[Collected data entries]
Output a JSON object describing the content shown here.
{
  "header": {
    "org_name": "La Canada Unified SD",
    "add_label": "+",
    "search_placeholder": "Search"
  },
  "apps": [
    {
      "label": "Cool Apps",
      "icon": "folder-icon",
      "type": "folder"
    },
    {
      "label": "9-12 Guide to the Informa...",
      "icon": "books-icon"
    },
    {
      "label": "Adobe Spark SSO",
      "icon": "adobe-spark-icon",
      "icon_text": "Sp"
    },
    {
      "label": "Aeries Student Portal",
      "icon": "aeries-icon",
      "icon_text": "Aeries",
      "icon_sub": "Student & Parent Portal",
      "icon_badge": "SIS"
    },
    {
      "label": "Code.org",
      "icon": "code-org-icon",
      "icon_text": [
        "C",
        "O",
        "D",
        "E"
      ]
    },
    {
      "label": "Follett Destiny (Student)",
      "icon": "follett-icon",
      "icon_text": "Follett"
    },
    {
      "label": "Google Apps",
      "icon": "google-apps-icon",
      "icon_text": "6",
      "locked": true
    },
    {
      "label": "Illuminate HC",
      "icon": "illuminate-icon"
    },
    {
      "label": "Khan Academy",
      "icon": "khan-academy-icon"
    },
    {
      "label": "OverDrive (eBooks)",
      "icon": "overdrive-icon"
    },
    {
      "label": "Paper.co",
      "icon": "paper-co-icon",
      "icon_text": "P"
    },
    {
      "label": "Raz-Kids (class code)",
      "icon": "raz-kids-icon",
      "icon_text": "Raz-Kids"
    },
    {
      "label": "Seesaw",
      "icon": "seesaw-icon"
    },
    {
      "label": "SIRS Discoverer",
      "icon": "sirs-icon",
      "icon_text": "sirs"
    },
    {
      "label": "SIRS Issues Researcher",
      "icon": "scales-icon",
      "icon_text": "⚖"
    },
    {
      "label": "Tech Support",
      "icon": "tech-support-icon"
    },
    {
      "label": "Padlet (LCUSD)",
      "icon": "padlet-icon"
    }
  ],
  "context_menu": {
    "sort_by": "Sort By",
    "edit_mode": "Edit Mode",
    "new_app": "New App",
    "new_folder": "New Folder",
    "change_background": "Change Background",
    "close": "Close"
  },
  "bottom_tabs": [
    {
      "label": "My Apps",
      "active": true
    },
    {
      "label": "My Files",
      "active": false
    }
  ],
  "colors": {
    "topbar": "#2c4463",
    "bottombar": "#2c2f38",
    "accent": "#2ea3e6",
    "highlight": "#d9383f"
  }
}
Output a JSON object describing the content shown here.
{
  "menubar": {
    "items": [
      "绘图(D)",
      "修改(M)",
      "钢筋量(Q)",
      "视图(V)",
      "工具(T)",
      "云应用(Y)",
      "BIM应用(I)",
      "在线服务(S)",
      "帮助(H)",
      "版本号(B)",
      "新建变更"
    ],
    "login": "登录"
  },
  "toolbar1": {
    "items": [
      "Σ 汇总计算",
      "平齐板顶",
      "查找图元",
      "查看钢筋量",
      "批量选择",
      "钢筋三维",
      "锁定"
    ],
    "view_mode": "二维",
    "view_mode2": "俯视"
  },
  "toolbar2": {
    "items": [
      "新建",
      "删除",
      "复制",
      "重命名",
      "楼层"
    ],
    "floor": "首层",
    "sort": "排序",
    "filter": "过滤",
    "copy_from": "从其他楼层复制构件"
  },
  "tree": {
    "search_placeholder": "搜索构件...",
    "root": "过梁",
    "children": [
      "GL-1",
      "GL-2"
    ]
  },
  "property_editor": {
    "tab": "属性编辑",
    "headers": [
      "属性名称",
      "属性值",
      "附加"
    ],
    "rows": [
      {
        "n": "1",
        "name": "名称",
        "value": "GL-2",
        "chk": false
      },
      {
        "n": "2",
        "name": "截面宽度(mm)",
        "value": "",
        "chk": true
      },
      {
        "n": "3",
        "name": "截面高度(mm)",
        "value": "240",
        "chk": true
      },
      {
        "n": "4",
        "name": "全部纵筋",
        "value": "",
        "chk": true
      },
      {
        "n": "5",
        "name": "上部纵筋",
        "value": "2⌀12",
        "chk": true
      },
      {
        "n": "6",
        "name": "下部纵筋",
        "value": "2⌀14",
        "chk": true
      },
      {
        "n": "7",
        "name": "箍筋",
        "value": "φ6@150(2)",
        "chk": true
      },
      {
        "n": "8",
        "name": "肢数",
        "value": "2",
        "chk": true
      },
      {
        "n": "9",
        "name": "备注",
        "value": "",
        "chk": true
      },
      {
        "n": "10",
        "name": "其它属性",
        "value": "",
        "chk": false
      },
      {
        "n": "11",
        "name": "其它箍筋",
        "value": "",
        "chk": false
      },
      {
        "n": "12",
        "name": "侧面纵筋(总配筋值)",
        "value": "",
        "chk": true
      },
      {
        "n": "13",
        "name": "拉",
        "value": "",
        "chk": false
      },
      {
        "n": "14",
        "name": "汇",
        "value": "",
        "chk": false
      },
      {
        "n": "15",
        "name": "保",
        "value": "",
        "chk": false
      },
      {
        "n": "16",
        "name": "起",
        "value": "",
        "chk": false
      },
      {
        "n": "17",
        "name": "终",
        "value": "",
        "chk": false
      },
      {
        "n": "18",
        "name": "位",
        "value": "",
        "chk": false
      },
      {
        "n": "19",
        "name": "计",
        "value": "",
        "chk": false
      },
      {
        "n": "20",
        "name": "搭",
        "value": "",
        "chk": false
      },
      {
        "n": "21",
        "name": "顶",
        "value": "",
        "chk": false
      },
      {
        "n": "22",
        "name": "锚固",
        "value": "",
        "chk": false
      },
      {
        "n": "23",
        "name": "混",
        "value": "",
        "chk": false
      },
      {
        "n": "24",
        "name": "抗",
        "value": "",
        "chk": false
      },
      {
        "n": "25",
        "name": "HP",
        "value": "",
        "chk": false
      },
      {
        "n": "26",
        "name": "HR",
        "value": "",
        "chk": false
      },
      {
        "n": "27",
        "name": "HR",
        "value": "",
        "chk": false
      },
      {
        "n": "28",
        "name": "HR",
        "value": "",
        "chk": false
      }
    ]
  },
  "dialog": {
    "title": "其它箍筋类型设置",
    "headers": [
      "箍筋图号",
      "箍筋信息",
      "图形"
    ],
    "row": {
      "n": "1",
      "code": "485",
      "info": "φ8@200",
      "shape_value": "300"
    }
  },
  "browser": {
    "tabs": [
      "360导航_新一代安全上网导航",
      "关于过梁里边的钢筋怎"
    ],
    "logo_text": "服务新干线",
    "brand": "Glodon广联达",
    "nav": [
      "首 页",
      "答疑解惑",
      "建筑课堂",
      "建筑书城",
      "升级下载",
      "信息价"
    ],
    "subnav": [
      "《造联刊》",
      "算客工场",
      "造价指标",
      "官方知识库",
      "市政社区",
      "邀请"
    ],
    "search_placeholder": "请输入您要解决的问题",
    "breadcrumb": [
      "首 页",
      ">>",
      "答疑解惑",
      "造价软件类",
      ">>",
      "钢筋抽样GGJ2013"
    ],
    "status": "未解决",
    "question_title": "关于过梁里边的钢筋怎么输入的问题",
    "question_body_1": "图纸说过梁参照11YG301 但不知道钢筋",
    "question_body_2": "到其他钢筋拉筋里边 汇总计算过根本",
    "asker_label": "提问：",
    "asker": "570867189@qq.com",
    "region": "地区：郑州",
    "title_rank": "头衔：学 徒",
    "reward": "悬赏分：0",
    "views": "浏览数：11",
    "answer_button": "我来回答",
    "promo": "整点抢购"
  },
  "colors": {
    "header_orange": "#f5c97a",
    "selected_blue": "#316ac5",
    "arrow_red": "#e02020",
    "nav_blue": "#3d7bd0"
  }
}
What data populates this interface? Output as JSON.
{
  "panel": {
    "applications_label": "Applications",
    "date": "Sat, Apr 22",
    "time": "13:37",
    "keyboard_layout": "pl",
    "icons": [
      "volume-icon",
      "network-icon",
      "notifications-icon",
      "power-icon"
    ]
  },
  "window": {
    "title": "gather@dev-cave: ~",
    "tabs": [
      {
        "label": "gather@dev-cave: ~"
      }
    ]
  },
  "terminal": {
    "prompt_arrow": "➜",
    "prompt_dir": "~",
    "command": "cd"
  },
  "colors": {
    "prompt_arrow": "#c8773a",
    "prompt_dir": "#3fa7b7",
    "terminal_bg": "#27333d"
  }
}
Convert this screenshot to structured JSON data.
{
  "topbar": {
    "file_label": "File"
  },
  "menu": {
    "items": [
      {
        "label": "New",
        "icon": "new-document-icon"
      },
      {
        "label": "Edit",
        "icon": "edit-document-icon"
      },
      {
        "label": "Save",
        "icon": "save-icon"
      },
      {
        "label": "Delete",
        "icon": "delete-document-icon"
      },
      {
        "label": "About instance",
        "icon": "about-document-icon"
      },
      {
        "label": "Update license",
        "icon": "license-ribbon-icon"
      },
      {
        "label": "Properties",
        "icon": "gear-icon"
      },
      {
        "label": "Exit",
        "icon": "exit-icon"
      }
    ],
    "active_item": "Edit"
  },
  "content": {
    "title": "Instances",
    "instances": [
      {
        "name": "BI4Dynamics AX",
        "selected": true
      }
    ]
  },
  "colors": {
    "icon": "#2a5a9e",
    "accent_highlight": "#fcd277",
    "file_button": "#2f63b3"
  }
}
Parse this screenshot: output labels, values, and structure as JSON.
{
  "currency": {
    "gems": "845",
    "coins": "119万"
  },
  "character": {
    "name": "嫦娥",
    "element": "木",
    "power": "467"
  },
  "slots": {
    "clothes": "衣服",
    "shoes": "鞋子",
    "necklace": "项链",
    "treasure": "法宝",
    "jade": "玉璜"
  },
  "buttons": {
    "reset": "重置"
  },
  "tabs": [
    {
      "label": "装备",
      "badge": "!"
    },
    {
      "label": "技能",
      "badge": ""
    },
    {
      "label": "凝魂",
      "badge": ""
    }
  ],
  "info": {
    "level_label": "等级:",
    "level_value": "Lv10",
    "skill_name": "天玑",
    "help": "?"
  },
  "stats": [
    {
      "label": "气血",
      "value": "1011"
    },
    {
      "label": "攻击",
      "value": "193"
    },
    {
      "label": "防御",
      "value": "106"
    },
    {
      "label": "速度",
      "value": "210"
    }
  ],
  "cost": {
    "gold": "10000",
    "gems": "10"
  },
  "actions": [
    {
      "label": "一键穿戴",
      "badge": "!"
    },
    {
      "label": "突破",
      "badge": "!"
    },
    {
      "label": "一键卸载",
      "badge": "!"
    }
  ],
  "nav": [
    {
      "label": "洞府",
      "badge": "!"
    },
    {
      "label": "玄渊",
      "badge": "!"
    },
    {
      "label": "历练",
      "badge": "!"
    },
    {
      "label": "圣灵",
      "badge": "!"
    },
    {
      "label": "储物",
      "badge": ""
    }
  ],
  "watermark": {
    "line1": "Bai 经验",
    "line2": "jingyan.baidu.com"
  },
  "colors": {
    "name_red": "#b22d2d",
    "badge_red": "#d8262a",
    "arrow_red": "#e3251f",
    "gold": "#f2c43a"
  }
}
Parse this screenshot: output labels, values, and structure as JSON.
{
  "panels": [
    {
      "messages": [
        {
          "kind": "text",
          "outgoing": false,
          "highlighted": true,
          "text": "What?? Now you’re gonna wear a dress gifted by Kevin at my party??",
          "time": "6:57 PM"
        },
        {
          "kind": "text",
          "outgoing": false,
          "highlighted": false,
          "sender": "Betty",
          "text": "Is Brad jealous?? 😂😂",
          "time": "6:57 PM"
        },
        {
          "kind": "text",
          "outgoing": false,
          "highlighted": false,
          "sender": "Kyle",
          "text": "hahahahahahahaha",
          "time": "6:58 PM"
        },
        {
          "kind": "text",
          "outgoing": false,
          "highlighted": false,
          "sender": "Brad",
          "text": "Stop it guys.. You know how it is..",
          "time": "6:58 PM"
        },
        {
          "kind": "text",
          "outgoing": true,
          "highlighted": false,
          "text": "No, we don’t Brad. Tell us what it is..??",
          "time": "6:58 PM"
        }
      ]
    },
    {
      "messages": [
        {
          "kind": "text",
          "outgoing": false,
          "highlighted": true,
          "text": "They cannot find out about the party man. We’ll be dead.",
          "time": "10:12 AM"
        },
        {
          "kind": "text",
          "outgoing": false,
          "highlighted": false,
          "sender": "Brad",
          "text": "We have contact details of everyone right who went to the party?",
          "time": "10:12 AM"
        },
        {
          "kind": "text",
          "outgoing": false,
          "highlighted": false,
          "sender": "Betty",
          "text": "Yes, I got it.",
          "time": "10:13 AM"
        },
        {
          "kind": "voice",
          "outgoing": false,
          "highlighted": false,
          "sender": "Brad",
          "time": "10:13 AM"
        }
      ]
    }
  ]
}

_Task to complete_. Report how many lines of the entries hold the word "party". Nothing else is needed.

_Final answer_. 3